EXERCISE PROMPT =>
Wherever a line holds the word "Stanford", copy that line out.
##### INPUT RECORDS
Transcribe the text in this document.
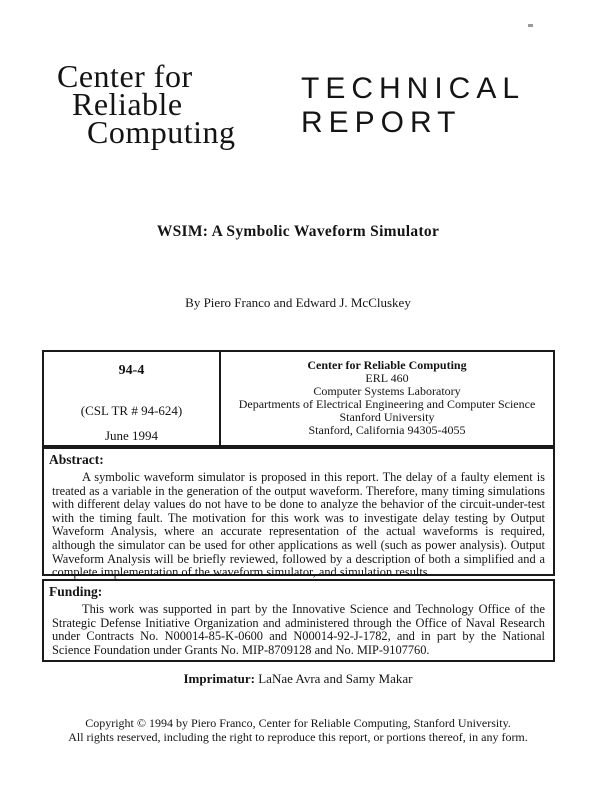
Center for
Reliable
Computing
TECHNICAL
REPORT
WSIM: A Symbolic Waveform Simulator
By Piero Franco and Edward J. McCluskey
94-4
(CSL TR # 94-624)
June 1994
Center for Reliable Computing
ERL 460
Computer Systems Laboratory
Departments of Electrical Engineering and Computer Science
Stanford University
Stanford, California 94305-4055
Abstract:

A symbolic waveform simulator is proposed in this report. The delay of a faulty element is treated as a variable in the generation of the output waveform. Therefore, many timing simulations with different delay values do not have to be done to analyze the behavior of the circuit-under-test with the timing fault. The motivation for this work was to investigate delay testing by Output Waveform Analysis, where an accurate representation of the actual waveforms is required, although the simulator can be used for other applications as well (such as power analysis). Output Waveform Analysis will be briefly reviewed, followed by a description of both a simplified and a complete implementation of the waveform simulator, and simulation results.

Funding:

This work was supported in part by the Innovative Science and Technology Office of the Strategic Defense Initiative Organization and administered through the Office of Naval Research under Contracts No. N00014-85-K-0600 and N00014-92-J-1782, and in part by the National Science Foundation under Grants No. MIP-8709128 and No. MIP-9107760.

Imprimatur: LaNae Avra and Samy Makar
Copyright © 1994 by Piero Franco, Center for Reliable Computing, Stanford University.
All rights reserved, including the right to reproduce this report, or portions thereof, in any form.
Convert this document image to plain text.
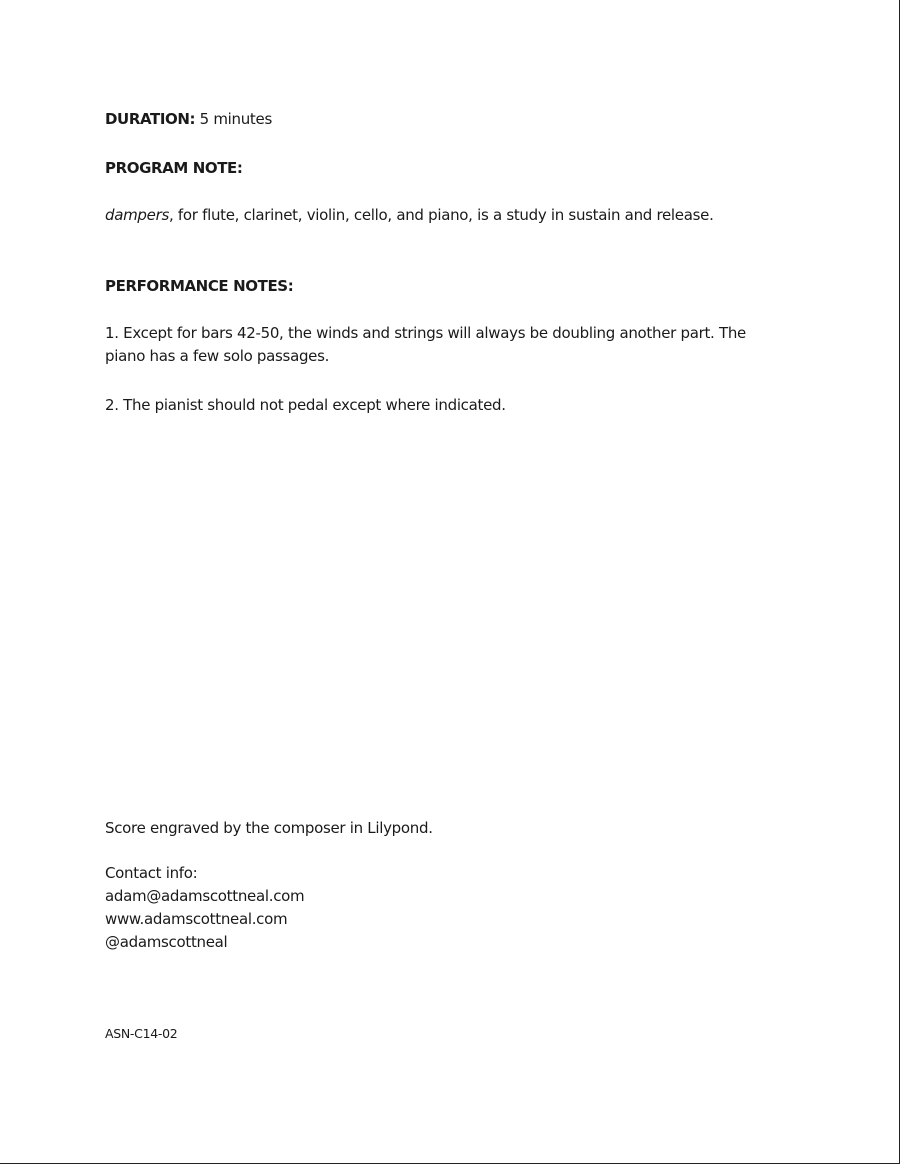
DURATION: 5 minutes
PROGRAM NOTE:
dampers, for flute, clarinet, violin, cello, and piano, is a study in sustain and release.
PERFORMANCE NOTES:
1. Except for bars 42-50, the winds and strings will always be doubling another part. The
piano has a few solo passages.
2. The pianist should not pedal except where indicated.
Score engraved by the composer in Lilypond.
Contact info:
adam@adamscottneal.com
www.adamscottneal.com
@adamscottneal
ASN-C14-02
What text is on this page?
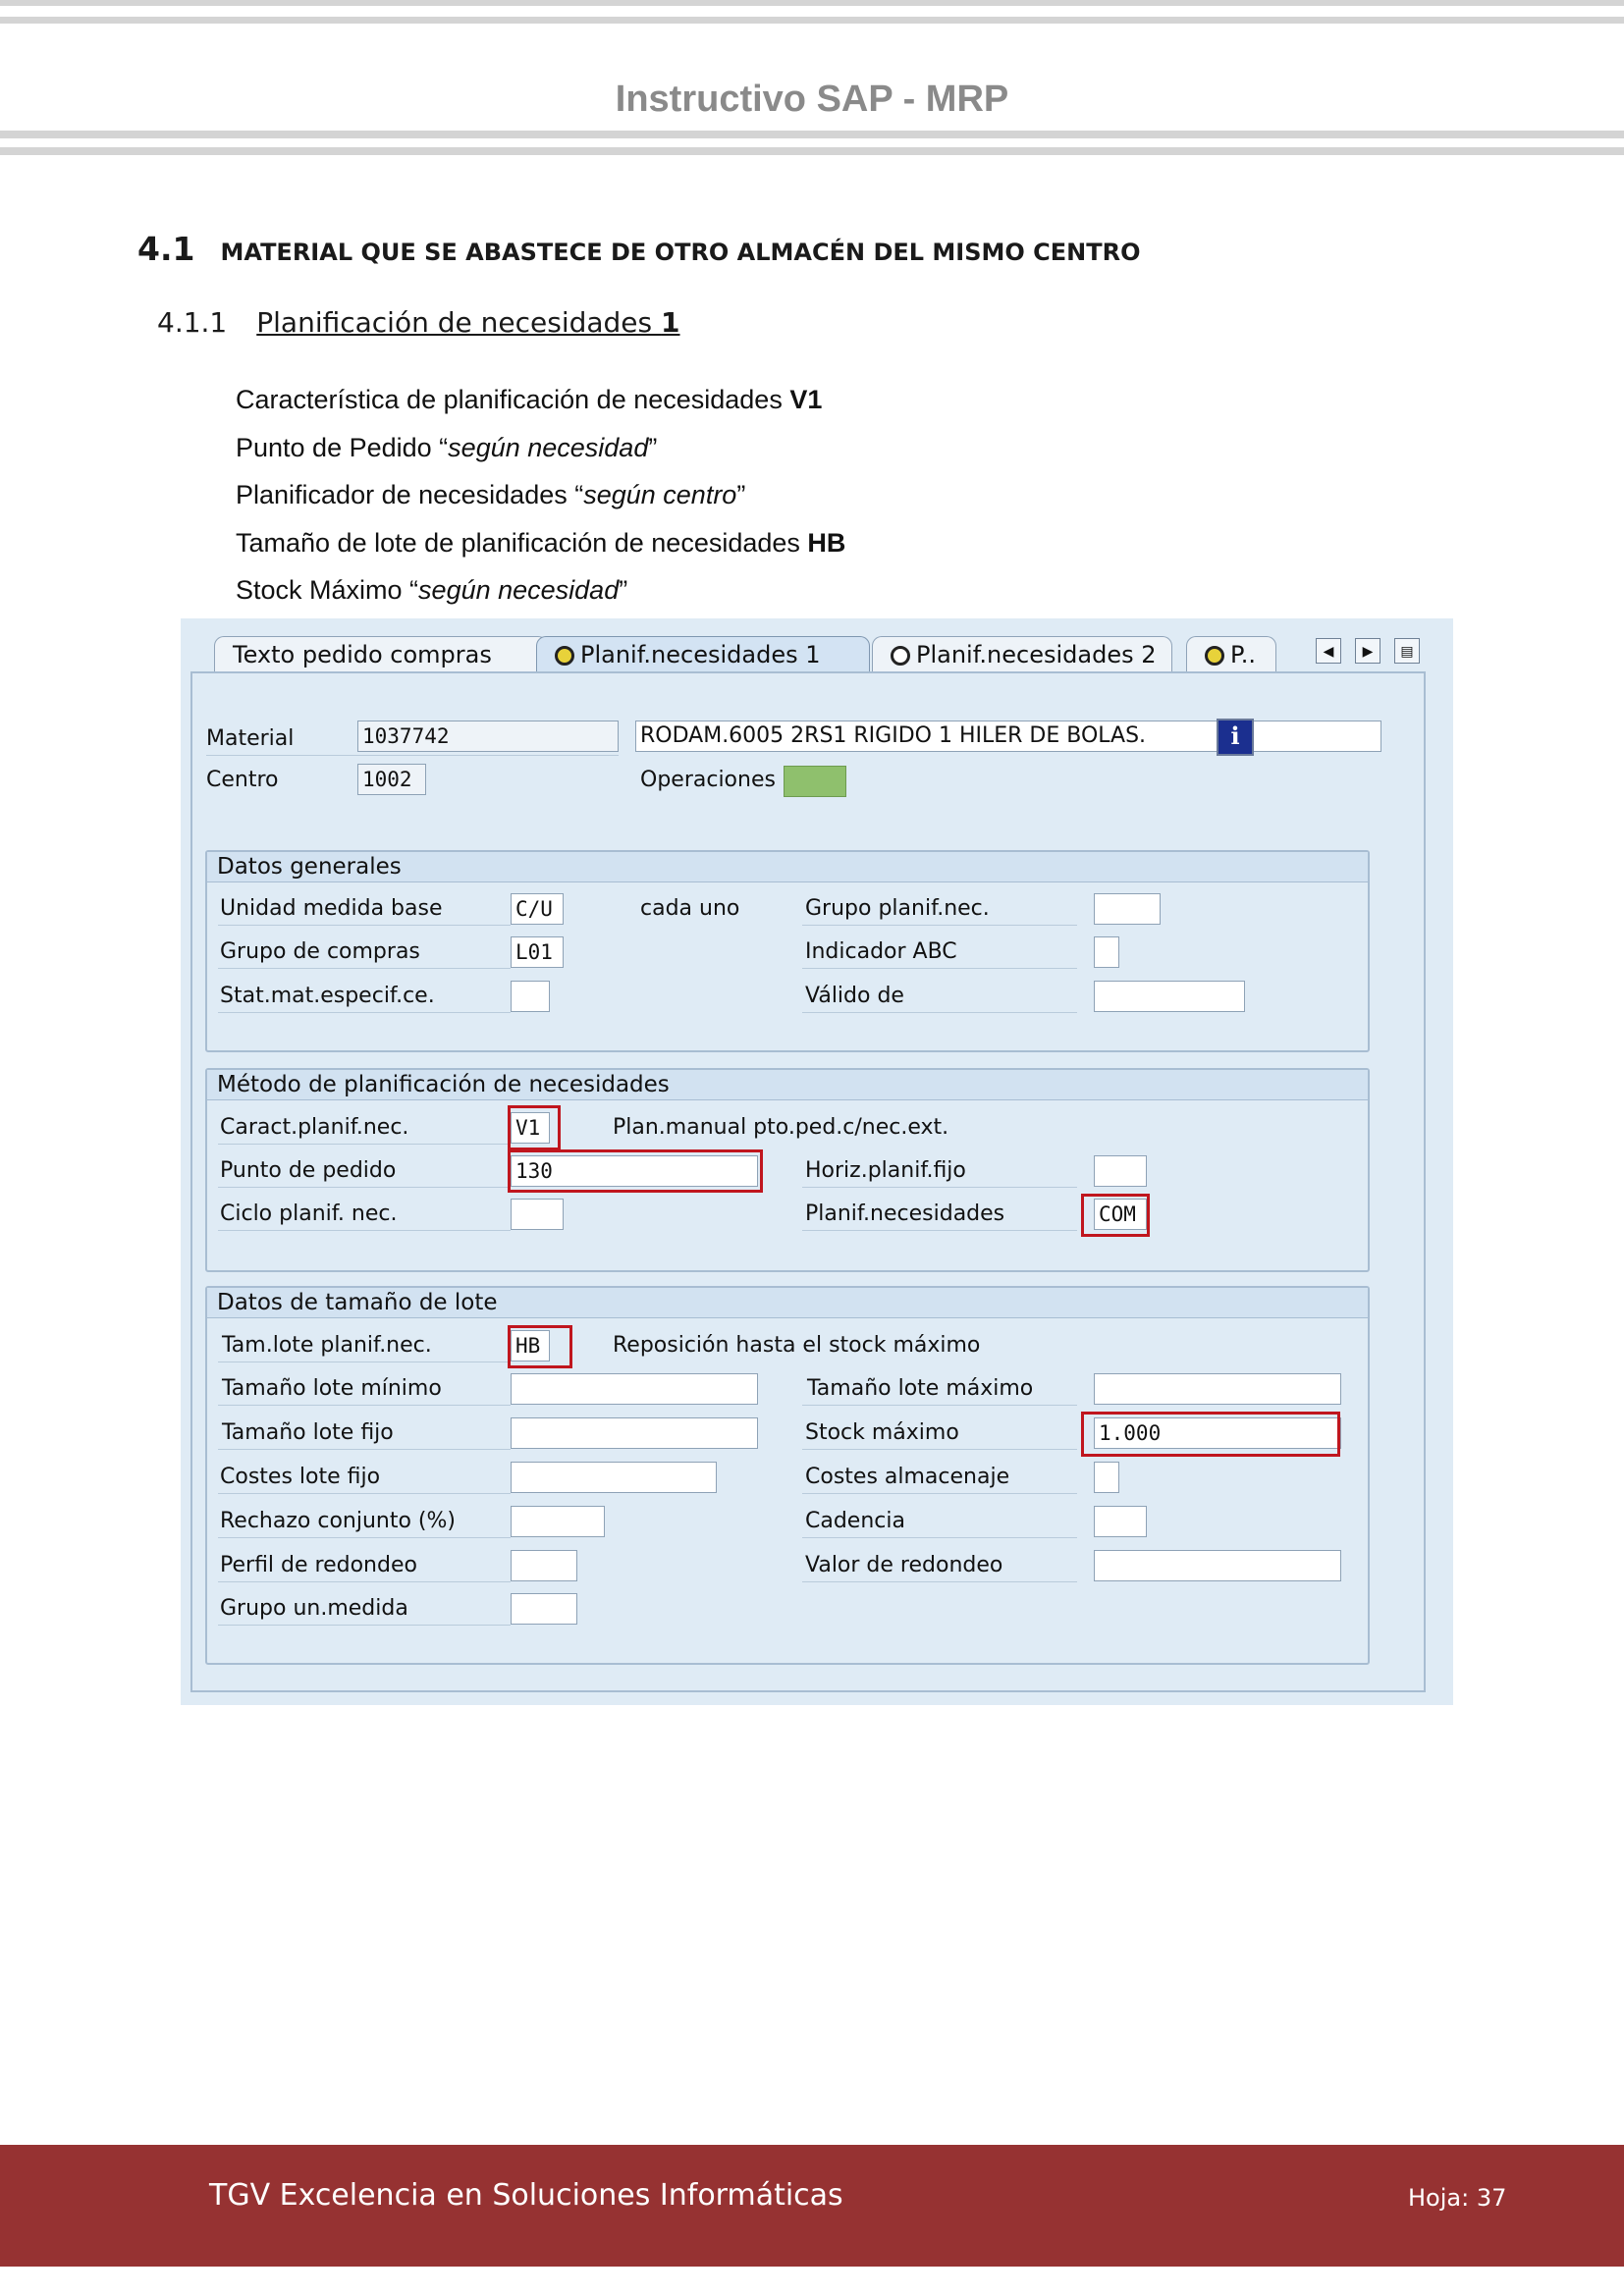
Instructivo SAP - MRP
4.1 MATERIAL QUE SE ABASTECE DE OTRO ALMACÉN DEL MISMO CENTRO
4.1.1 Planificación de necesidades 1
Característica de planificación de necesidades V1
Punto de Pedido “según necesidad”
Planificador de necesidades “según centro”
Tamaño de lote de planificación de necesidades HB
Stock Máximo “según necesidad”
Texto pedido compras	Planif.necesidades 1	Planif.necesidades 2	P..	◀	▶	▤
Material	1037742	RODAM.6005 2RS1 RIGIDO 1 HILER DE BOLAS.	i
Centro	1002	Operaciones
Datos generales
Unidad medida base	C/U	cada uno	Grupo planif.nec.
Grupo de compras	L01	Indicador ABC
Stat.mat.especif.ce.	Válido de
Método de planificación de necesidades
Caract.planif.nec.	V1	Plan.manual pto.ped.c/nec.ext.
Punto de pedido	130	Horiz.planif.fijo
Ciclo planif. nec.	Planif.necesidades	COM
Datos de tamaño de lote
Tam.lote planif.nec.	HB	Reposición hasta el stock máximo
Tamaño lote mínimo	Tamaño lote máximo
Tamaño lote fijo	Stock máximo	1.000
Costes lote fijo	Costes almacenaje
Rechazo conjunto (%)	Cadencia
Perfil de redondeo	Valor de redondeo
Grupo un.medida
TGV Excelencia en Soluciones Informáticas	Hoja: 37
##########
FINISHED ANSWER =>
Stanford University
Stanford, California 94305-4055
Copyright © 1994 by Piero Franco, Center for Reliable Computing, Stanford University.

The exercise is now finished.